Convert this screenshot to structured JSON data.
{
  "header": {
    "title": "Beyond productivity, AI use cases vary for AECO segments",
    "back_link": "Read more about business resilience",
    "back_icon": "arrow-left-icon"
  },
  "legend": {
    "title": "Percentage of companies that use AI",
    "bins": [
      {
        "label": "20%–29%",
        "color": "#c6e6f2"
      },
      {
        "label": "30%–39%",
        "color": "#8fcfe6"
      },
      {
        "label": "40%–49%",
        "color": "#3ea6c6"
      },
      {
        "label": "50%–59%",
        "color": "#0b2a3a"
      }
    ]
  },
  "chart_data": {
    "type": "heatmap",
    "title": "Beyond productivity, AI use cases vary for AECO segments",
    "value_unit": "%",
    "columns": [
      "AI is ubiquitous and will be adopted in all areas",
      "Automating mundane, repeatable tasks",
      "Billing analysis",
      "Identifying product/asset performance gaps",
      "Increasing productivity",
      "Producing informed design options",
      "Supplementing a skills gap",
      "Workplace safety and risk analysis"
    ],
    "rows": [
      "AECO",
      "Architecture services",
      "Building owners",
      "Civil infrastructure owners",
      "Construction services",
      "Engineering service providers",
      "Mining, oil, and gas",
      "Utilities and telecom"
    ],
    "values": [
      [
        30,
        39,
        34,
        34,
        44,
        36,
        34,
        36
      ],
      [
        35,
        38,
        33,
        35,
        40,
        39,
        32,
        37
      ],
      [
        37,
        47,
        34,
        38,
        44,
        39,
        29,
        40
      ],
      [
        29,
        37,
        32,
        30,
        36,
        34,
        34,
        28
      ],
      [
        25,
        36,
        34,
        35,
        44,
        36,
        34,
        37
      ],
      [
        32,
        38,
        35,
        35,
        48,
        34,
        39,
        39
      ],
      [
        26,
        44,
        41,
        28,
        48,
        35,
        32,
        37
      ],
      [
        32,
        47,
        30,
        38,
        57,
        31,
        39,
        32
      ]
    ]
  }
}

# Challenge
Print all of the entries exactly as they are written.

# Solution for this task
Convert this screenshot to structured JSON data.
{
  "header": {
    "title": "Beyond productivity, AI use cases vary for AECO segments",
    "back_link": "Read more about business resilience",
    "back_icon": "arrow-left-icon"
  },
  "legend": {
    "title": "Percentage of companies that use AI",
    "bins": [
      {
        "label": "20%–29%",
        "color": "#c6e6f2"
      },
      {
        "label": "30%–39%",
        "color": "#8fcfe6"
      },
      {
        "label": "40%–49%",
        "color": "#3ea6c6"
      },
      {
        "label": "50%–59%",
        "color": "#0b2a3a"
      }
    ]
  },
  "chart_data": {
    "type": "heatmap",
    "title": "Beyond productivity, AI use cases vary for AECO segments",
    "value_unit": "%",
    "columns": [
      "AI is ubiquitous and will be adopted in all areas",
      "Automating mundane, repeatable tasks",
      "Billing analysis",
      "Identifying product/asset performance gaps",
      "Increasing productivity",
      "Producing informed design options",
      "Supplementing a skills gap",
      "Workplace safety and risk analysis"
    ],
    "rows": [
      "AECO",
      "Architecture services",
      "Building owners",
      "Civil infrastructure owners",
      "Construction services",
      "Engineering service providers",
      "Mining, oil, and gas",
      "Utilities and telecom"
    ],
    "values": [
      [
        30,
        39,
        34,
        34,
        44,
        36,
        34,
        36
      ],
      [
        35,
        38,
        33,
        35,
        40,
        39,
        32,
        37
      ],
      [
        37,
        47,
        34,
        38,
        44,
        39,
        29,
        40
      ],
      [
        29,
        37,
        32,
        30,
        36,
        34,
        34,
        28
      ],
      [
        25,
        36,
        34,
        35,
        44,
        36,
        34,
        37
      ],
      [
        32,
        38,
        35,
        35,
        48,
        34,
        39,
        39
      ],
      [
        26,
        44,
        41,
        28,
        48,
        35,
        32,
        37
      ],
      [
        32,
        47,
        30,
        38,
        57,
        31,
        39,
        32
      ]
    ]
  }
}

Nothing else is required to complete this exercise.